Source records
━━━━━━━━━━━━━━━━━━━━

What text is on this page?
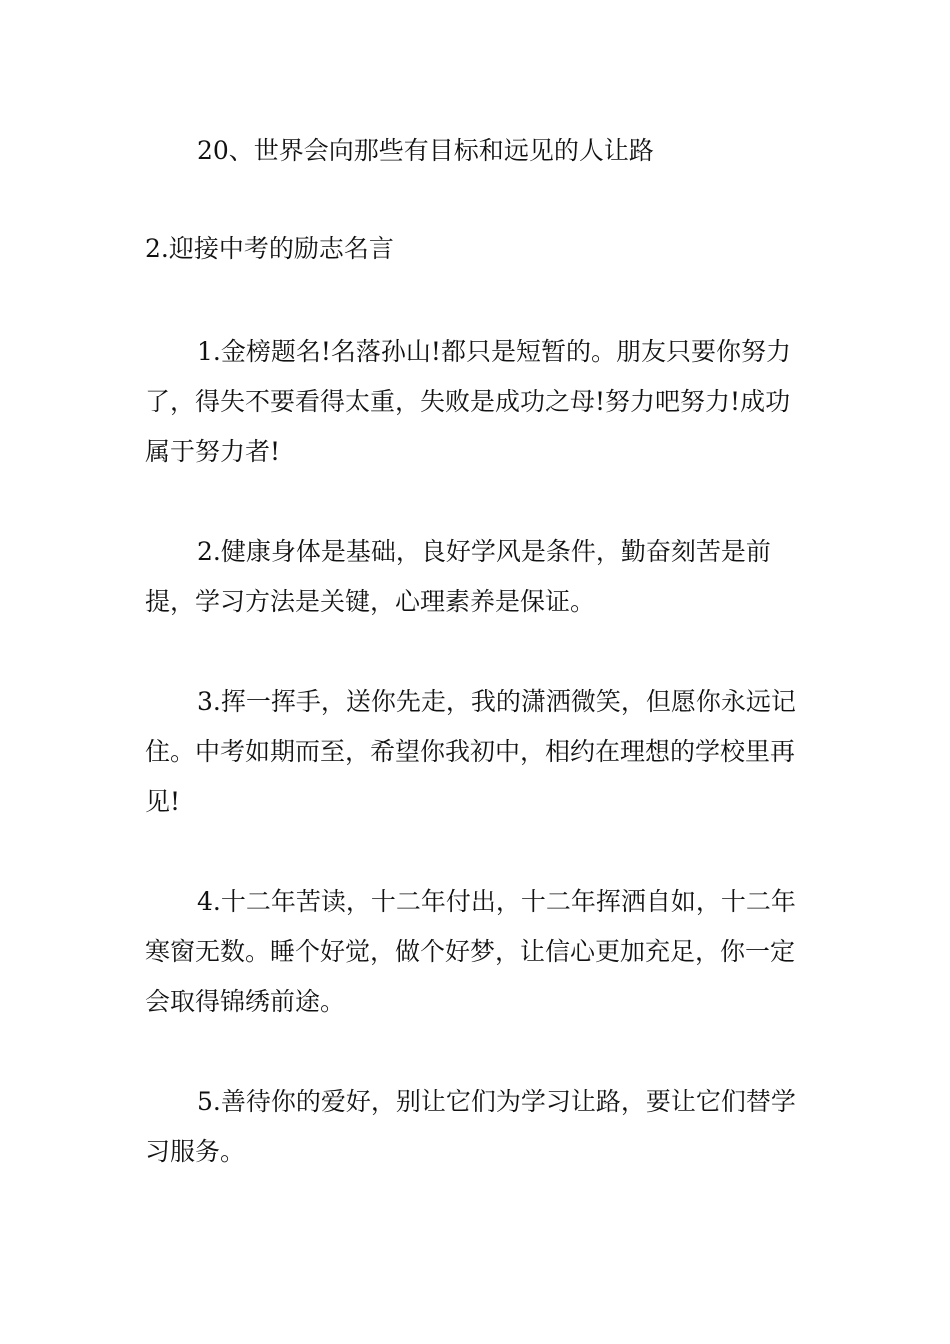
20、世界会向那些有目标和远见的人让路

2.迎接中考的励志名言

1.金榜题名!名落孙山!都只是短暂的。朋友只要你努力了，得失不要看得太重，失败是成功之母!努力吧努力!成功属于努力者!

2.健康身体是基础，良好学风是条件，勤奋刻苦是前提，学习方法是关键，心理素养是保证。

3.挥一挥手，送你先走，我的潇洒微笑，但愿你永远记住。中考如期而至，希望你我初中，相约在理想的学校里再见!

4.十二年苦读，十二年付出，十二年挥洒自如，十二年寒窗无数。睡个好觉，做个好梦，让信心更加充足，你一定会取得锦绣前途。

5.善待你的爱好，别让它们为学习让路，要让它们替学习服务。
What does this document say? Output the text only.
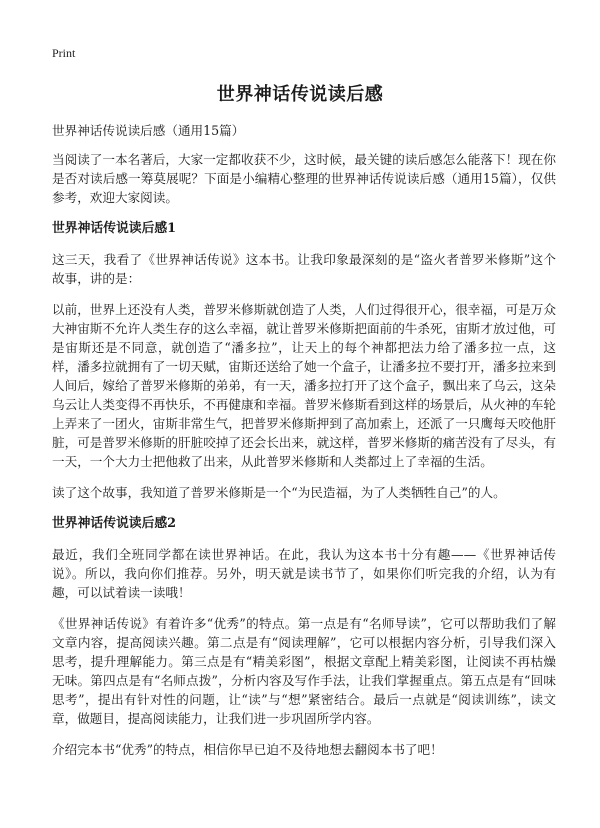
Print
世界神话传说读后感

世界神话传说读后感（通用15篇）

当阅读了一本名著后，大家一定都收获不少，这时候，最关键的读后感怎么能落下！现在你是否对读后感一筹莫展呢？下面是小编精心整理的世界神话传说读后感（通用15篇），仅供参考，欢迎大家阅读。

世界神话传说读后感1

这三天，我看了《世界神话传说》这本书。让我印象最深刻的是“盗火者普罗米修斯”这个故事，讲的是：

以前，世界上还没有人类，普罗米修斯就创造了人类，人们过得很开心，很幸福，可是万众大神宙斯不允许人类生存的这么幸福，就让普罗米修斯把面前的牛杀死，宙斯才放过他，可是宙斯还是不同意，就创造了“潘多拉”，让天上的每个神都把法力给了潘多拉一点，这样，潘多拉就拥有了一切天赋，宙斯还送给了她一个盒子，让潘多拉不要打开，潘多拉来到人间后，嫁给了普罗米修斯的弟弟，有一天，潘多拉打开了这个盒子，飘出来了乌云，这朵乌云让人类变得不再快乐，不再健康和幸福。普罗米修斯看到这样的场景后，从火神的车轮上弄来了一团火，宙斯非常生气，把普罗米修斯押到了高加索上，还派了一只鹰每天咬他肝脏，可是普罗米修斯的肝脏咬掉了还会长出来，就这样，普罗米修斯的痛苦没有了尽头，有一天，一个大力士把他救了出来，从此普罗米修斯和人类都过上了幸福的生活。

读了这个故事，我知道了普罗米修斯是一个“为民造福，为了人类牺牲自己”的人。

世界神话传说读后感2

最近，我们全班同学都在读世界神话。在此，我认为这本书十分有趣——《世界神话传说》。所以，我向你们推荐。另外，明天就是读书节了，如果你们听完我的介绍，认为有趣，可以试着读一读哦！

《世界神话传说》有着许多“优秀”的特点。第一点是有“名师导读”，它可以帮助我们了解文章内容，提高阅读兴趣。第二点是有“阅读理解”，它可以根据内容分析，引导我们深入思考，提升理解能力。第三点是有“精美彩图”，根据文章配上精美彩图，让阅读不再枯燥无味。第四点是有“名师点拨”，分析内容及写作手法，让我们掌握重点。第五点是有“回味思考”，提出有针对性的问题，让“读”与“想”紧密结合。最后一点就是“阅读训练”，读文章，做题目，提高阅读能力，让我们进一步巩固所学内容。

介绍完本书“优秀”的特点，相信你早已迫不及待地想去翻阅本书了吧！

━━━━━━━━━━━━━━━━━━━━

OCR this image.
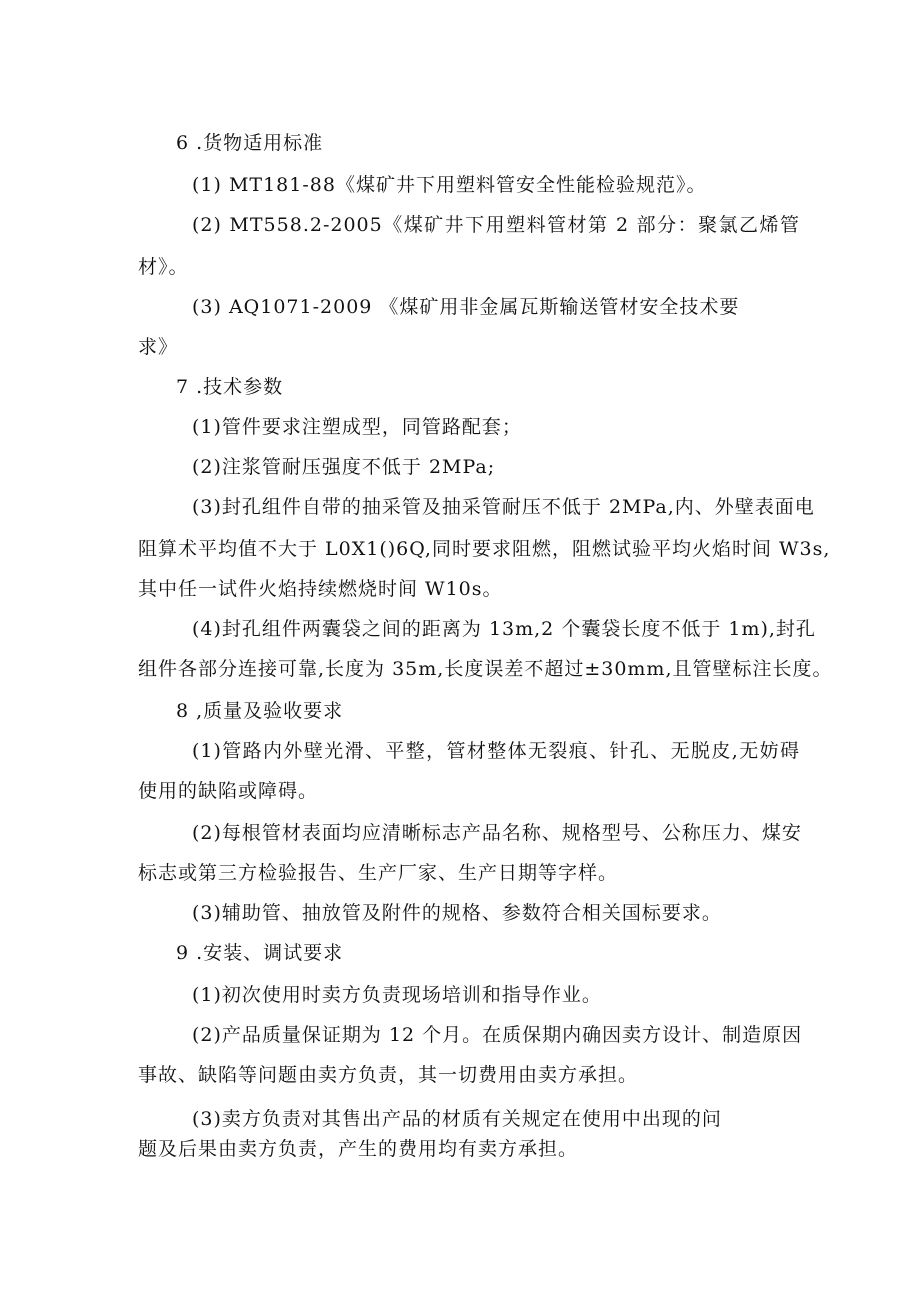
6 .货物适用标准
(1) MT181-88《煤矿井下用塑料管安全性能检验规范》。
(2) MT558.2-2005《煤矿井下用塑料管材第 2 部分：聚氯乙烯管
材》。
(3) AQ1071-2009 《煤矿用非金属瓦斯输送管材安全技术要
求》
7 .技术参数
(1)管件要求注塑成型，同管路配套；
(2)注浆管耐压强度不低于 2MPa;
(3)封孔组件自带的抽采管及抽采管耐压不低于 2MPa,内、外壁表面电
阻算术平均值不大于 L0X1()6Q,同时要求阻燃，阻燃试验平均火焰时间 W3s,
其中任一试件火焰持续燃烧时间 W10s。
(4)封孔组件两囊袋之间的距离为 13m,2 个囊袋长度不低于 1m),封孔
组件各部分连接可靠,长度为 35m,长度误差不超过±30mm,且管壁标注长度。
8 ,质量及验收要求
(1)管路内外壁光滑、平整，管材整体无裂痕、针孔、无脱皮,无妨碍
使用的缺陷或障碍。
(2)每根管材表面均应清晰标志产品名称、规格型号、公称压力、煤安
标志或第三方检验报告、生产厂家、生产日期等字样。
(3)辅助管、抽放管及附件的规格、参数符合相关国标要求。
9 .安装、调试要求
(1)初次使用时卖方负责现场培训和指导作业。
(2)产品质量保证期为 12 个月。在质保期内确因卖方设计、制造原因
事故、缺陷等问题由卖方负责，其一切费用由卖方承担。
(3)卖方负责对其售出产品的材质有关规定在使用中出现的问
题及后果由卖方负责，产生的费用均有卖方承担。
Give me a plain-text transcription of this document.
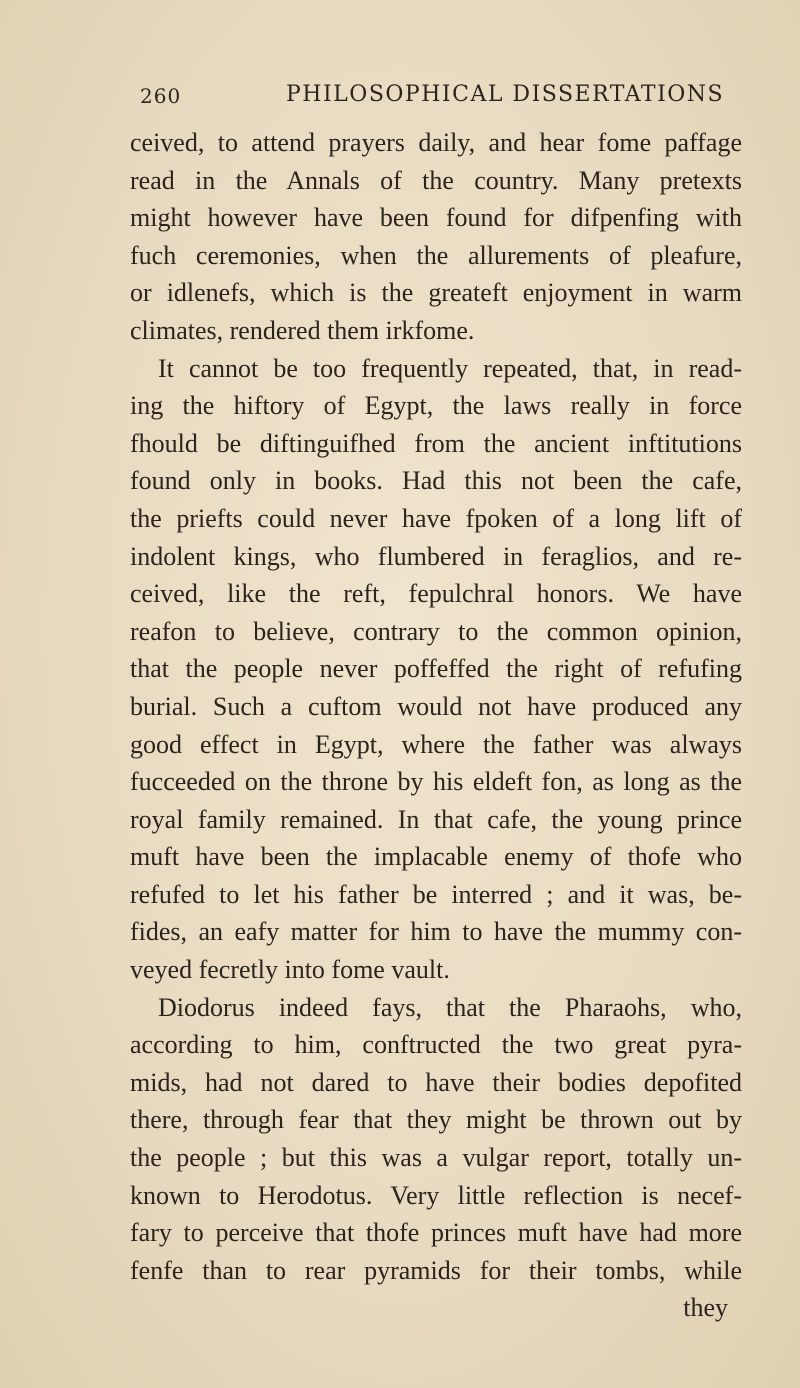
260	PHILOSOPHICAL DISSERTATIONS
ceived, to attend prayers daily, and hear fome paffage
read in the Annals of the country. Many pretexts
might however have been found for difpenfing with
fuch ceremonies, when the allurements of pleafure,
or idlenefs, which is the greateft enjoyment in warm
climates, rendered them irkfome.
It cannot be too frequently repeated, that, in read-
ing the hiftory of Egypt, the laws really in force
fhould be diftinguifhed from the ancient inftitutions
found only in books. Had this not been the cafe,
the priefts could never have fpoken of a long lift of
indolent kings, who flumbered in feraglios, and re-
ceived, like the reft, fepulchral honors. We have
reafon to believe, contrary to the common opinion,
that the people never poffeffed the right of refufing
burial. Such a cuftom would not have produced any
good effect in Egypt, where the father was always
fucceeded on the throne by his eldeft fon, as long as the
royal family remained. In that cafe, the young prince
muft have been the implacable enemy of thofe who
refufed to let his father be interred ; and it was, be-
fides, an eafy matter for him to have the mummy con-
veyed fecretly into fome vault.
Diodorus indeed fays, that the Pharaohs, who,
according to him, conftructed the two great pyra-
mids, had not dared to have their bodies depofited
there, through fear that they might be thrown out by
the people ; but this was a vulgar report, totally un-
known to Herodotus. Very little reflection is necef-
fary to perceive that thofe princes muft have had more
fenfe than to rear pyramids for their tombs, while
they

━━━━━━━━━━━━━━━━━━━━

#### [Goal]
Check each line of the records above for the string "read", and report every line that has it.

#### [Reply]
read in the Annals of the country. Many pretexts
It cannot be too frequently repeated, that, in read-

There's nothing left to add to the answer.